[Start of MATERIAL]

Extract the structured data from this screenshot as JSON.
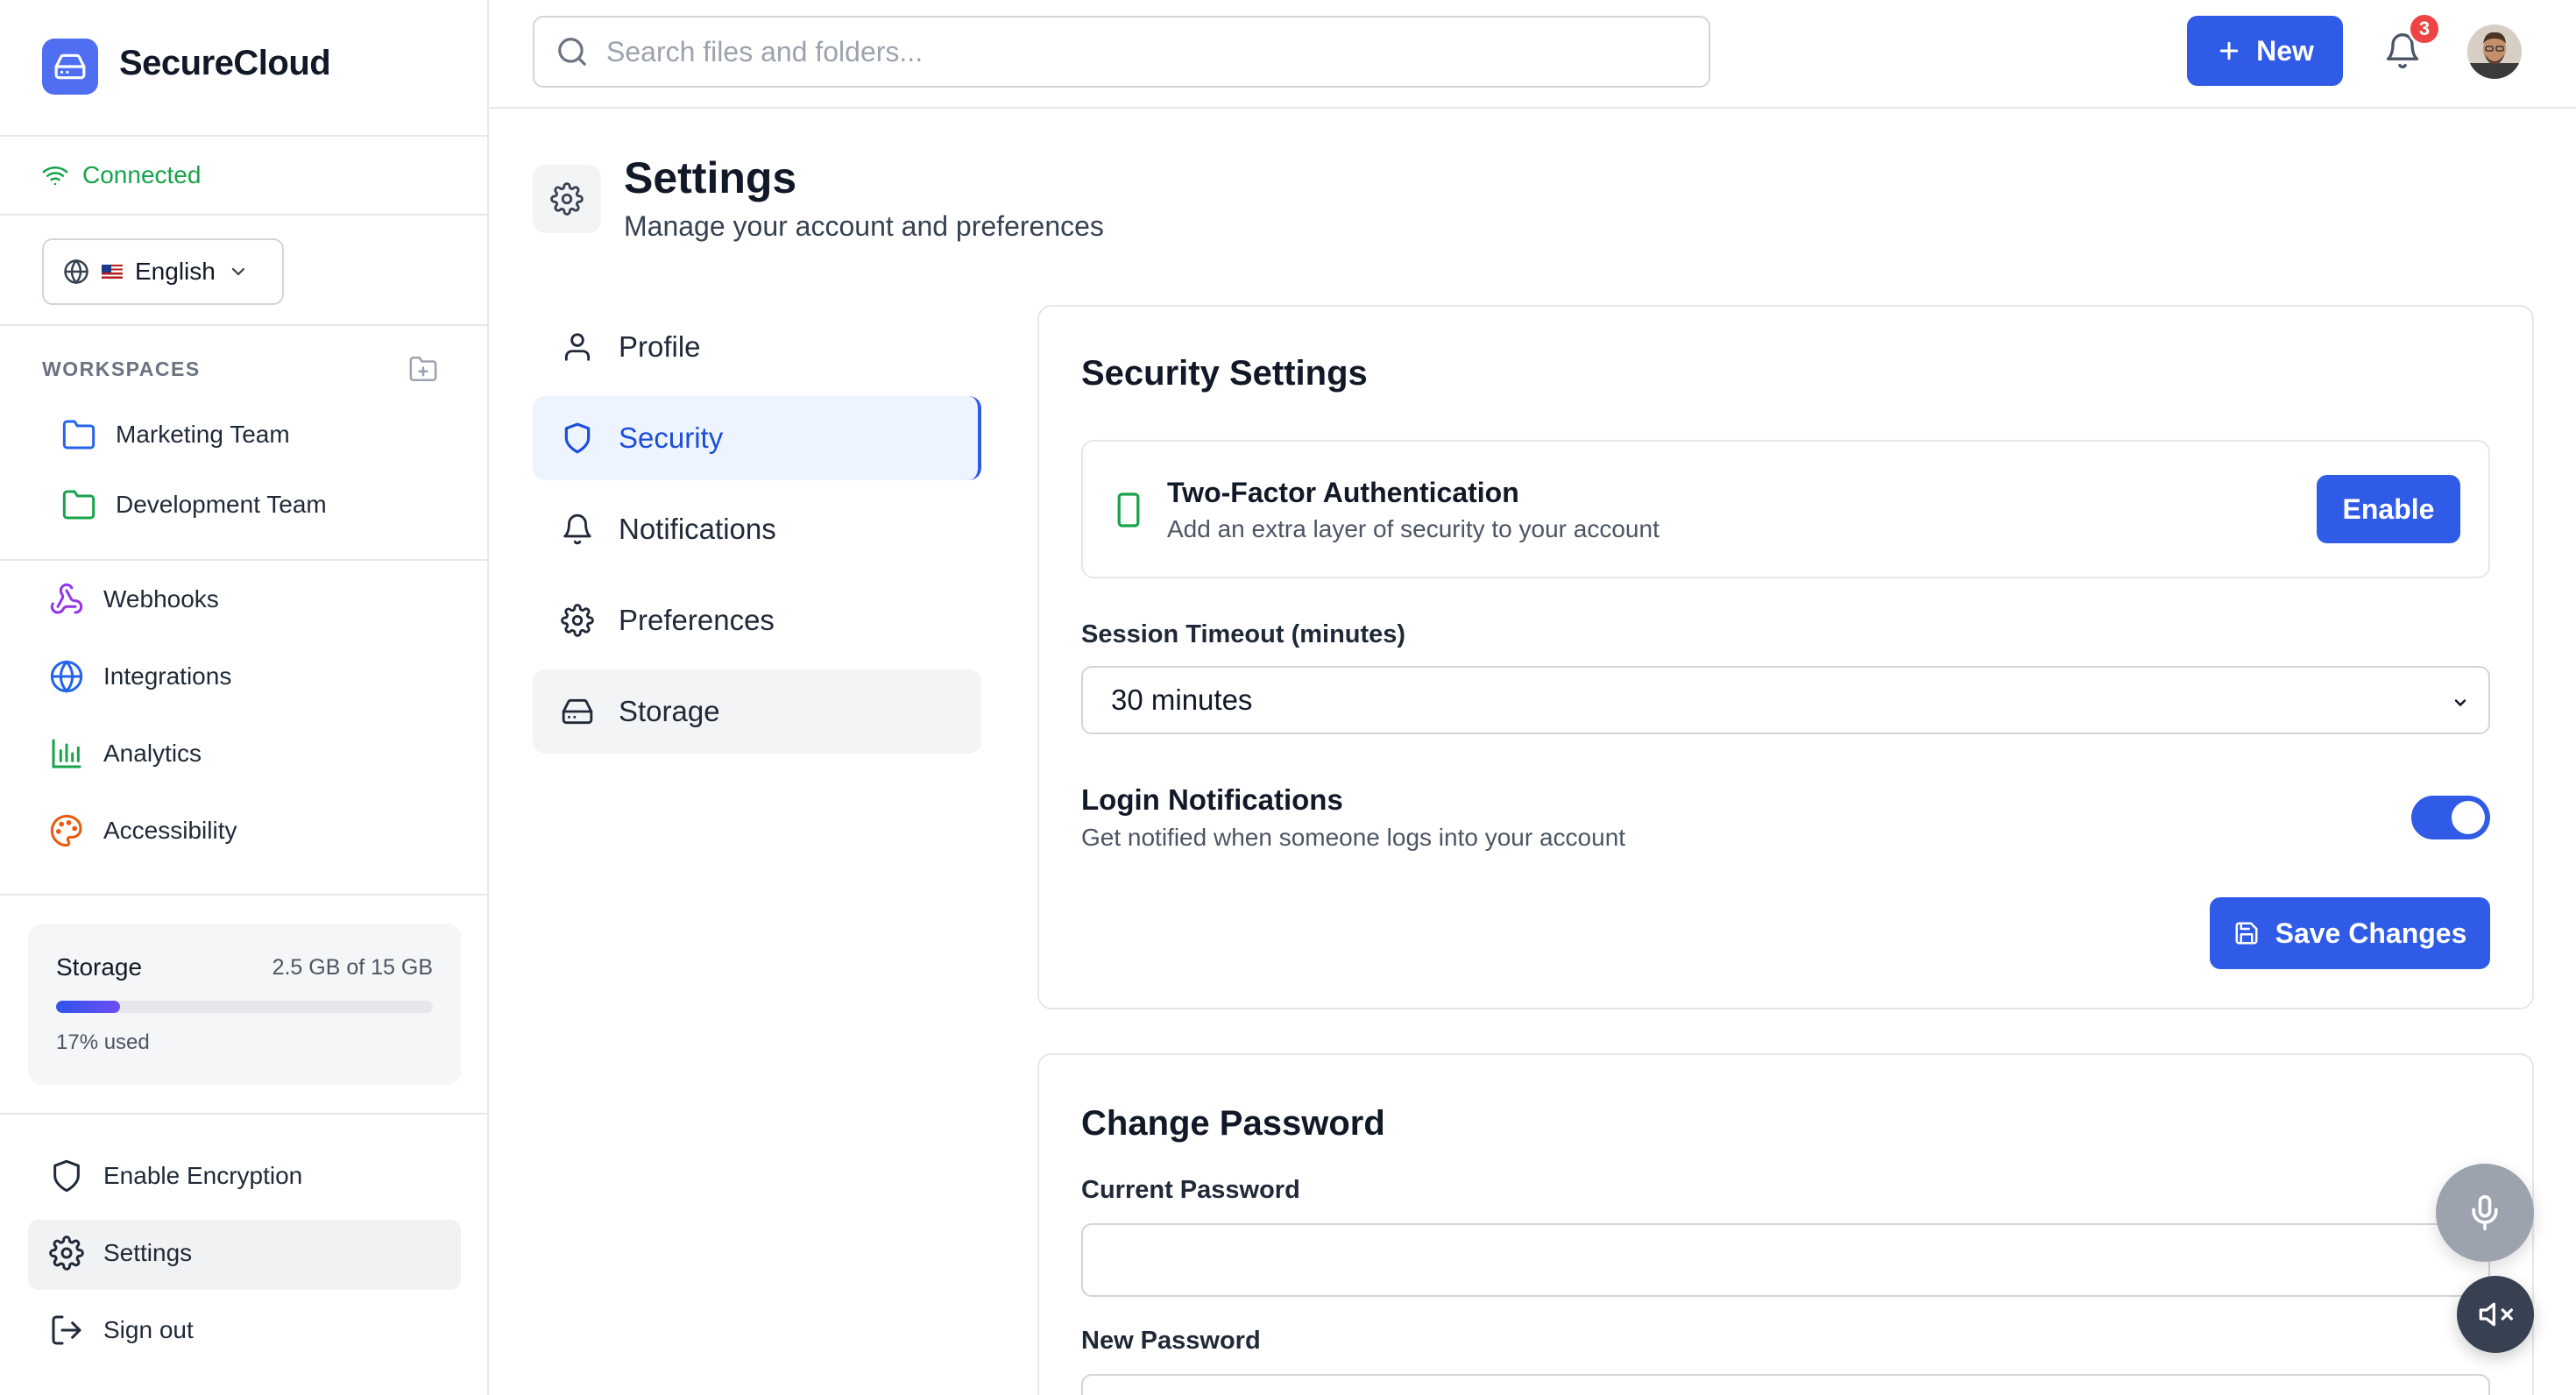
{
  "app": {
    "brand": "SecureCloud",
    "connection_status": "Connected",
    "language": "English"
  },
  "search": {
    "placeholder": "Search files and folders...",
    "value": ""
  },
  "topbar": {
    "new_label": "New",
    "notification_count": "3"
  },
  "sidebar": {
    "workspaces_title": "WORKSPACES",
    "workspaces": [
      {
        "label": "Marketing Team",
        "color": "#2563eb"
      },
      {
        "label": "Development Team",
        "color": "#16a34a"
      }
    ],
    "tools": [
      {
        "label": "Webhooks",
        "icon": "webhook-icon",
        "color": "#9333ea"
      },
      {
        "label": "Integrations",
        "icon": "globe-icon",
        "color": "#2563eb"
      },
      {
        "label": "Analytics",
        "icon": "bar-chart-icon",
        "color": "#16a34a"
      },
      {
        "label": "Accessibility",
        "icon": "palette-icon",
        "color": "#ea580c"
      }
    ],
    "storage": {
      "label": "Storage",
      "value": "2.5 GB of 15 GB",
      "used_text": "17% used",
      "used_fraction": 0.17
    },
    "bottom": [
      {
        "label": "Enable Encryption",
        "icon": "shield-icon"
      },
      {
        "label": "Settings",
        "icon": "gear-icon"
      },
      {
        "label": "Sign out",
        "icon": "sign-out-icon"
      }
    ]
  },
  "page": {
    "title": "Settings",
    "subtitle": "Manage your account and preferences"
  },
  "settings_nav": [
    {
      "label": "Profile",
      "icon": "user-icon"
    },
    {
      "label": "Security",
      "icon": "shield-icon"
    },
    {
      "label": "Notifications",
      "icon": "bell-icon"
    },
    {
      "label": "Preferences",
      "icon": "gear-icon"
    },
    {
      "label": "Storage",
      "icon": "hard-drive-icon"
    }
  ],
  "security": {
    "title": "Security Settings",
    "two_factor": {
      "title": "Two-Factor Authentication",
      "description": "Add an extra layer of security to your account",
      "button": "Enable"
    },
    "session_timeout": {
      "label": "Session Timeout (minutes)",
      "value": "30 minutes"
    },
    "login_notifications": {
      "title": "Login Notifications",
      "description": "Get notified when someone logs into your account",
      "enabled": true
    },
    "save_label": "Save Changes"
  },
  "password": {
    "title": "Change Password",
    "current_label": "Current Password",
    "new_label": "New Password"
  },
  "colors": {
    "accent": "#2f5be7",
    "connected": "#16a34a",
    "badge": "#ef4444"
  }
}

[End of MATERIAL]

### EXERCISE REQUIREMENTS:
Show every line in the records above that contains the word "Team".

### RESPONSE TO THE EXERCISE:
        "label": "Marketing Team",
        "label": "Development Team",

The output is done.